[begin Extracted entries]

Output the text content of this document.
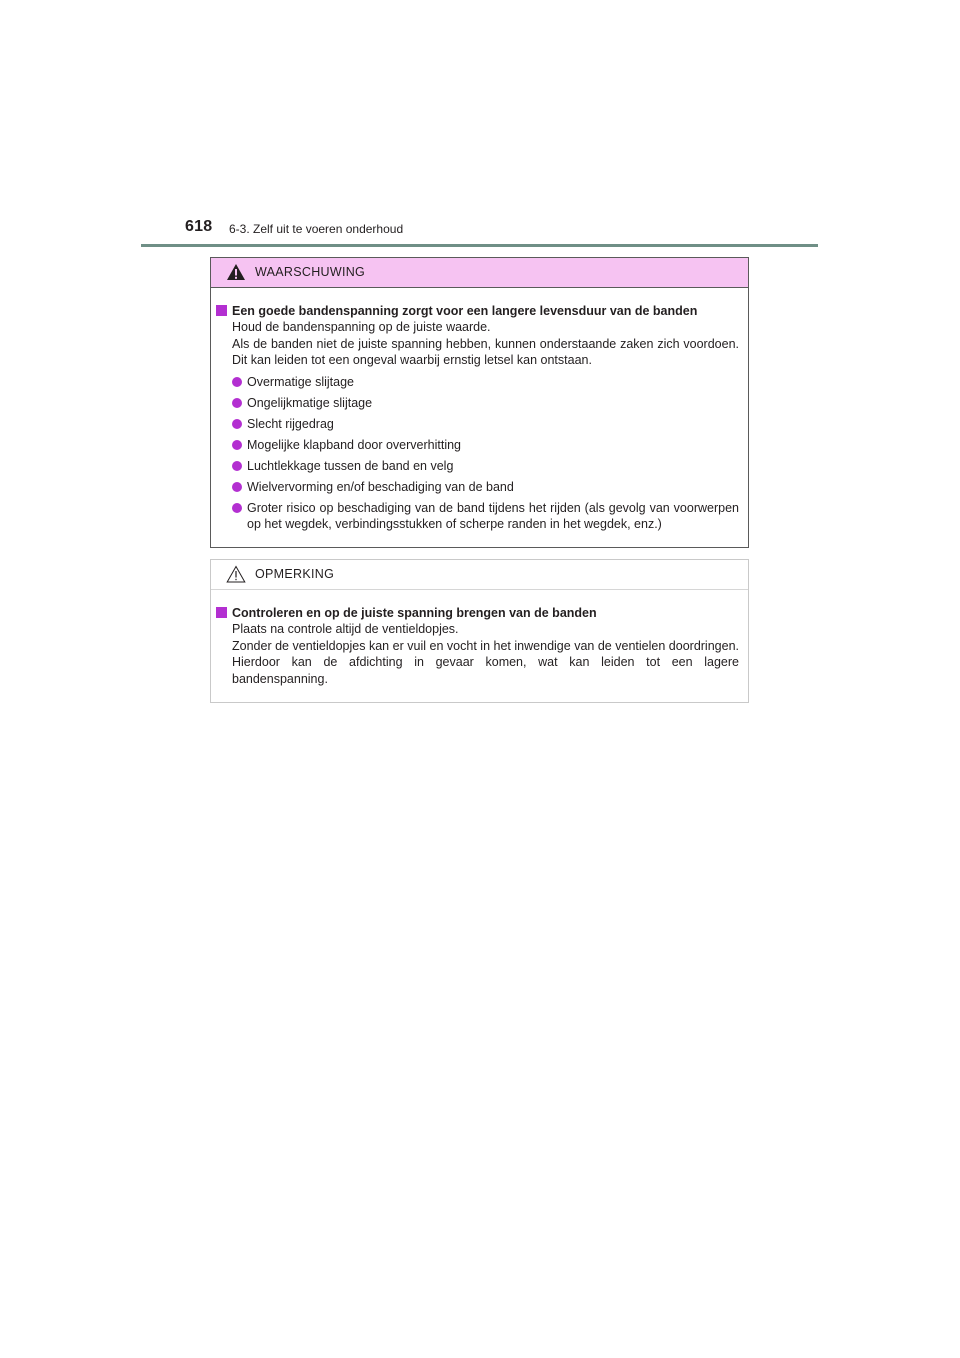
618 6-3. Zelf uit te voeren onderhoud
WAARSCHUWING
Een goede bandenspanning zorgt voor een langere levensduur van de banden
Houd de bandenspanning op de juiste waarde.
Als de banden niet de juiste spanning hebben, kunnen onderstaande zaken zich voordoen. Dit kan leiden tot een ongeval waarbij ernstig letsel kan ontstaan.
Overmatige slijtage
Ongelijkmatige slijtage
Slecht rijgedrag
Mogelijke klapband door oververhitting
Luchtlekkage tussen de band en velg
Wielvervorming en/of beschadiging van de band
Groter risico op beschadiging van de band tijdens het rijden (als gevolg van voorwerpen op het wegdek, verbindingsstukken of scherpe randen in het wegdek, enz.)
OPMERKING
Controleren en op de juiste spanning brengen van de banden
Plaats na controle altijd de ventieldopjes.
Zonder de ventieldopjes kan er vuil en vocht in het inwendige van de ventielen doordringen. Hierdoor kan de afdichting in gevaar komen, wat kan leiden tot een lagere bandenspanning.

[end Extracted entries]
[begin Extracted entries]

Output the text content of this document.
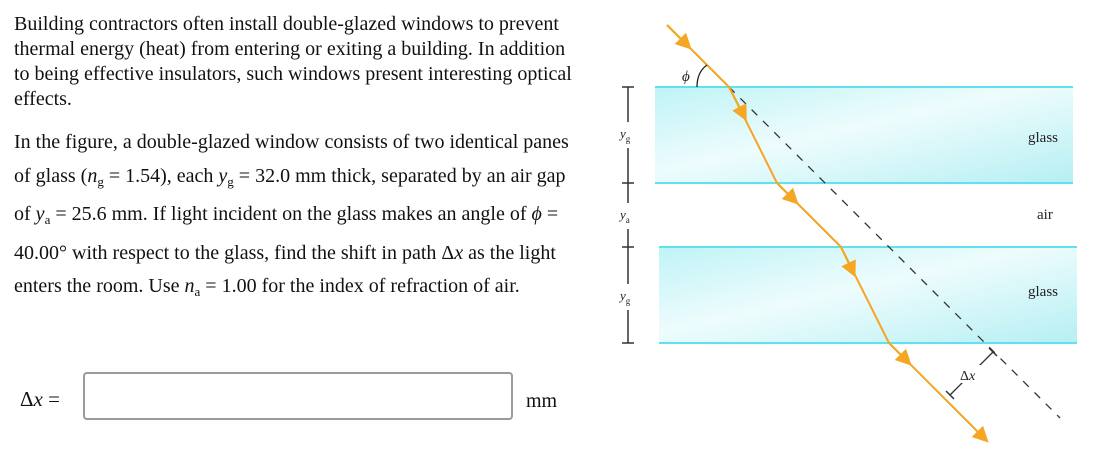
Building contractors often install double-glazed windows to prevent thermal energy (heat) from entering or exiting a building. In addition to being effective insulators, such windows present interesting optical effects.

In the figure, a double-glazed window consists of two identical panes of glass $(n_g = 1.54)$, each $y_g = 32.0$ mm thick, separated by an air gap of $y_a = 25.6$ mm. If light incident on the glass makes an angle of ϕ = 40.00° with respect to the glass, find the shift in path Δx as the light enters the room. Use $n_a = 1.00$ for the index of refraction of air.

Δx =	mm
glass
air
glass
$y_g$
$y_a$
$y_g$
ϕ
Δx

[end Extracted entries]

- _Task_
Within the data above, pick out all lines holding the word "glazed".

- _Exercise solution_
Building contractors often install double-glazed windows to prevent thermal energy (heat) from entering or exiting a building. In addition to being effective insulators, such windows present interesting optical effects.
In the figure, a double-glazed window consists of two identical panes of glass $(n_g = 1.54)$, each $y_g = 32.0$ mm thick, separated by an air gap of $y_a = 25.6$ mm. If light incident on the glass makes an angle of ϕ = 40.00° with respect to the glass, find the shift in path Δx as the light enters the room. Use $n_a = 1.00$ for the index of refraction of air.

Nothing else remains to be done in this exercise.